* [EXERCISE]:
Return the whole listing, keeping every character the same.

---

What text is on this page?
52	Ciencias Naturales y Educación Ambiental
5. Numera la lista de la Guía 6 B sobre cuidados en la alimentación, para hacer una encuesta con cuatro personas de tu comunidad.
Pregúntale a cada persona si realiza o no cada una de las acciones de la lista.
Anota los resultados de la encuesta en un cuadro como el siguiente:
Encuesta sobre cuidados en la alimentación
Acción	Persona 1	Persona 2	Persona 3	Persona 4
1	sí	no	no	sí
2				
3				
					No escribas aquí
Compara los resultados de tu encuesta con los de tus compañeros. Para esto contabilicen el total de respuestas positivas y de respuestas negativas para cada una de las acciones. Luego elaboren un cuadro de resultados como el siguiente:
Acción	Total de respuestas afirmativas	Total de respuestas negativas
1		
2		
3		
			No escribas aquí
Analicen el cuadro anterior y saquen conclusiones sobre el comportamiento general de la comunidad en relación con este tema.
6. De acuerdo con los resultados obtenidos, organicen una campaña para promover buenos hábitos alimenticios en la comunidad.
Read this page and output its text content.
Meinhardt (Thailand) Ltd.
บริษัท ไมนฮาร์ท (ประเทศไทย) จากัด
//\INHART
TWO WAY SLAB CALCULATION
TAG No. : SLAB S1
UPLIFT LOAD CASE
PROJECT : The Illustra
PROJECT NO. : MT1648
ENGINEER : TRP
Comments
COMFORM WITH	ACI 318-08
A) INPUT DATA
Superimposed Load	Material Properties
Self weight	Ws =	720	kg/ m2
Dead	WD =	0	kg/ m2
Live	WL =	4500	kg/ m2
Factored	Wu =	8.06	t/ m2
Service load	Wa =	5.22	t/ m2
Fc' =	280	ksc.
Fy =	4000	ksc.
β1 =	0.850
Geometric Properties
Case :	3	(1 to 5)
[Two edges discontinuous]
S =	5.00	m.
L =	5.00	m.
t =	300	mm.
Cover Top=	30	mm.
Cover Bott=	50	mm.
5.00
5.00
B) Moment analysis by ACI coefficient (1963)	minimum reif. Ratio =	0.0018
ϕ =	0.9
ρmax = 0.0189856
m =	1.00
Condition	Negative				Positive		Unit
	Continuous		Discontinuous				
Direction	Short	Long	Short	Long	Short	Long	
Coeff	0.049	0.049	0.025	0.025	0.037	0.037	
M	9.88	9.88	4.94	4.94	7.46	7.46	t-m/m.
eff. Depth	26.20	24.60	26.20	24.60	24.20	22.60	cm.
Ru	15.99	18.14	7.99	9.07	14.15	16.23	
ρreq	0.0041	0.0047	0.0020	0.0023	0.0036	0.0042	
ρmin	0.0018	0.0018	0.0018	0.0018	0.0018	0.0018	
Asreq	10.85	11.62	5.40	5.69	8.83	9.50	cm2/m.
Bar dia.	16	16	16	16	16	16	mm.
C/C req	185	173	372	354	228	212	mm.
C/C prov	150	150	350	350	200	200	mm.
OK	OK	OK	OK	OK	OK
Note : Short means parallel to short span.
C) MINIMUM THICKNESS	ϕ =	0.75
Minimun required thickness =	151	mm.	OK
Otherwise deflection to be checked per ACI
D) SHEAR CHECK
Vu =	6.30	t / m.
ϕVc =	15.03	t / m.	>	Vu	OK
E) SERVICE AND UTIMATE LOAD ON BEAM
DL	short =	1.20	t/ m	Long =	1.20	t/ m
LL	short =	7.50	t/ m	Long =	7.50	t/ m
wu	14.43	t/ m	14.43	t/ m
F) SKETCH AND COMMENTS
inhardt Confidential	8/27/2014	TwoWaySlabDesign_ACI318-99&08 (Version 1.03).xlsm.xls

---

* [RESPONSE TO THE TASK]:
What text is on this page?
52	Ciencias Naturales y Educación Ambiental
5. Numera la lista de la Guía 6 B sobre cuidados en la alimentación, para hacer una encuesta con cuatro personas de tu comunidad.
Pregúntale a cada persona si realiza o no cada una de las acciones de la lista.
Anota los resultados de la encuesta en un cuadro como el siguiente:
Encuesta sobre cuidados en la alimentación
Acción	Persona 1	Persona 2	Persona 3	Persona 4
1	sí	no	no	sí
2				
3				
					No escribas aquí
Compara los resultados de tu encuesta con los de tus compañeros. Para esto contabilicen el total de respuestas positivas y de respuestas negativas para cada una de las acciones. Luego elaboren un cuadro de resultados como el siguiente:
Acción	Total de respuestas afirmativas	Total de respuestas negativas
1		
2		
3		
			No escribas aquí
Analicen el cuadro anterior y saquen conclusiones sobre el comportamiento general de la comunidad en relación con este tema.
6. De acuerdo con los resultados obtenidos, organicen una campaña para promover buenos hábitos alimenticios en la comunidad.
Read this page and output its text content.
Meinhardt (Thailand) Ltd.
บริษัท ไมนฮาร์ท (ประเทศไทย) จากัด
//\INHART
TWO WAY SLAB CALCULATION
TAG No. : SLAB S1
UPLIFT LOAD CASE
PROJECT : The Illustra
PROJECT NO. : MT1648
ENGINEER : TRP
Comments
COMFORM WITH	ACI 318-08
A) INPUT DATA
Superimposed Load	Material Properties
Self weight	Ws =	720	kg/ m2
Dead	WD =	0	kg/ m2
Live	WL =	4500	kg/ m2
Factored	Wu =	8.06	t/ m2
Service load	Wa =	5.22	t/ m2
Fc' =	280	ksc.
Fy =	4000	ksc.
β1 =	0.850
Geometric Properties
Case :	3	(1 to 5)
[Two edges discontinuous]
S =	5.00	m.
L =	5.00	m.
t =	300	mm.
Cover Top=	30	mm.
Cover Bott=	50	mm.
5.00
5.00
B) Moment analysis by ACI coefficient (1963)	minimum reif. Ratio =	0.0018
ϕ =	0.9
ρmax = 0.0189856
m =	1.00
Condition	Negative				Positive		Unit
	Continuous		Discontinuous				
Direction	Short	Long	Short	Long	Short	Long	
Coeff	0.049	0.049	0.025	0.025	0.037	0.037	
M	9.88	9.88	4.94	4.94	7.46	7.46	t-m/m.
eff. Depth	26.20	24.60	26.20	24.60	24.20	22.60	cm.
Ru	15.99	18.14	7.99	9.07	14.15	16.23	
ρreq	0.0041	0.0047	0.0020	0.0023	0.0036	0.0042	
ρmin	0.0018	0.0018	0.0018	0.0018	0.0018	0.0018	
Asreq	10.85	11.62	5.40	5.69	8.83	9.50	cm2/m.
Bar dia.	16	16	16	16	16	16	mm.
C/C req	185	173	372	354	228	212	mm.
C/C prov	150	150	350	350	200	200	mm.
OK	OK	OK	OK	OK	OK
Note : Short means parallel to short span.
C) MINIMUM THICKNESS	ϕ =	0.75
Minimun required thickness =	151	mm.	OK
Otherwise deflection to be checked per ACI
D) SHEAR CHECK
Vu =	6.30	t / m.
ϕVc =	15.03	t / m.	>	Vu	OK
E) SERVICE AND UTIMATE LOAD ON BEAM
DL	short =	1.20	t/ m	Long =	1.20	t/ m
LL	short =	7.50	t/ m	Long =	7.50	t/ m
wu	14.43	t/ m	14.43	t/ m
F) SKETCH AND COMMENTS
inhardt Confidential	8/27/2014	TwoWaySlabDesign_ACI318-99&08 (Version 1.03).xlsm.xls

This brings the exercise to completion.